Instruction ▸ Read the records and gather each line that includes "Absatz".

Listing ▸
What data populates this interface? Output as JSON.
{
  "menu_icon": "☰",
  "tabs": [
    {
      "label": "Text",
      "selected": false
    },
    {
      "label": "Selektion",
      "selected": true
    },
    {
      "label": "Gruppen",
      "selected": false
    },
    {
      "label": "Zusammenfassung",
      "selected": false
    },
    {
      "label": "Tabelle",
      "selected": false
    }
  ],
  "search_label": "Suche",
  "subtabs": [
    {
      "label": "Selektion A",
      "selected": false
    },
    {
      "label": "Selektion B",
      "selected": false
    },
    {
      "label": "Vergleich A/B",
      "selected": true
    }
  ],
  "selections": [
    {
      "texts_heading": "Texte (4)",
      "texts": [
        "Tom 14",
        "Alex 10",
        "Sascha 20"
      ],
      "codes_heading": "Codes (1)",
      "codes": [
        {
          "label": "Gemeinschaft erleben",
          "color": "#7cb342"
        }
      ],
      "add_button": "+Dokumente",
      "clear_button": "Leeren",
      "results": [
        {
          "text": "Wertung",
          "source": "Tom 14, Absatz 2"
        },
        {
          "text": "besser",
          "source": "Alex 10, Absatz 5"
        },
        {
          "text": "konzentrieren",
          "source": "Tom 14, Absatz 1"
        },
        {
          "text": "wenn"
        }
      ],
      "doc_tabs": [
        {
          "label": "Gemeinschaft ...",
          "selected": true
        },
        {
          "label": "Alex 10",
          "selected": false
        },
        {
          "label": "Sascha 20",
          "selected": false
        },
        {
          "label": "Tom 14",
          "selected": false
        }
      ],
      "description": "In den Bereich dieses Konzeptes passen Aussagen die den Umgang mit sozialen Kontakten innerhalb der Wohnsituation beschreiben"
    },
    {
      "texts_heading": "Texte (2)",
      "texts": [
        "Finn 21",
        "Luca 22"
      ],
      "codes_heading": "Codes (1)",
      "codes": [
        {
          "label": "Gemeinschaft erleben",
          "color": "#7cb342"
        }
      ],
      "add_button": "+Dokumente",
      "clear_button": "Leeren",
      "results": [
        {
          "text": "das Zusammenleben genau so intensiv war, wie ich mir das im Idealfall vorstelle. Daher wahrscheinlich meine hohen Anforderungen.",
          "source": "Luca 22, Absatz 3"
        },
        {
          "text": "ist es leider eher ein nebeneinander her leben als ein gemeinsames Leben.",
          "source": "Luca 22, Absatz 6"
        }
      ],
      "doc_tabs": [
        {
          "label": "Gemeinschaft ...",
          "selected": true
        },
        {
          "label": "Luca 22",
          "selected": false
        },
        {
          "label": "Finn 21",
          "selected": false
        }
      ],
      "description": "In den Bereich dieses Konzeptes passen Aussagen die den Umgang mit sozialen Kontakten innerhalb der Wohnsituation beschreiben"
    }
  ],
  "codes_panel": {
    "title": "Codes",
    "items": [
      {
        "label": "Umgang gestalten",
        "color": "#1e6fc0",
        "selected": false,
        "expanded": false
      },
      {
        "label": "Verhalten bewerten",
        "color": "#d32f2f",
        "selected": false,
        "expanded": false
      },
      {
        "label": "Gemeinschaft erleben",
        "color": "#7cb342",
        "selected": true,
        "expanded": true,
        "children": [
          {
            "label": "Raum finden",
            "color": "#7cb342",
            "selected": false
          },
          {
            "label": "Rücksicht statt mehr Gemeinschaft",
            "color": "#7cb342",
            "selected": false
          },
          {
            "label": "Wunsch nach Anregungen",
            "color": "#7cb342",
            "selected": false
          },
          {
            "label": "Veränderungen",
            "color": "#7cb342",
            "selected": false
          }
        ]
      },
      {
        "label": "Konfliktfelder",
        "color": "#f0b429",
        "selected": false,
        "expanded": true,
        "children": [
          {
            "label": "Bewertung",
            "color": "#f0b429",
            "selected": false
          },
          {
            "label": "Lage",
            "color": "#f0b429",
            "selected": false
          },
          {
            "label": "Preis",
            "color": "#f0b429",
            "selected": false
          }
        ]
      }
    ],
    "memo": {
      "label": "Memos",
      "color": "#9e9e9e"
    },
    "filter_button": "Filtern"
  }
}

Written answer ▸
          "source": "Tom 14, Absatz 2"
          "source": "Alex 10, Absatz 5"
          "source": "Tom 14, Absatz 1"
          "source": "Luca 22, Absatz 3"
          "source": "Luca 22, Absatz 6"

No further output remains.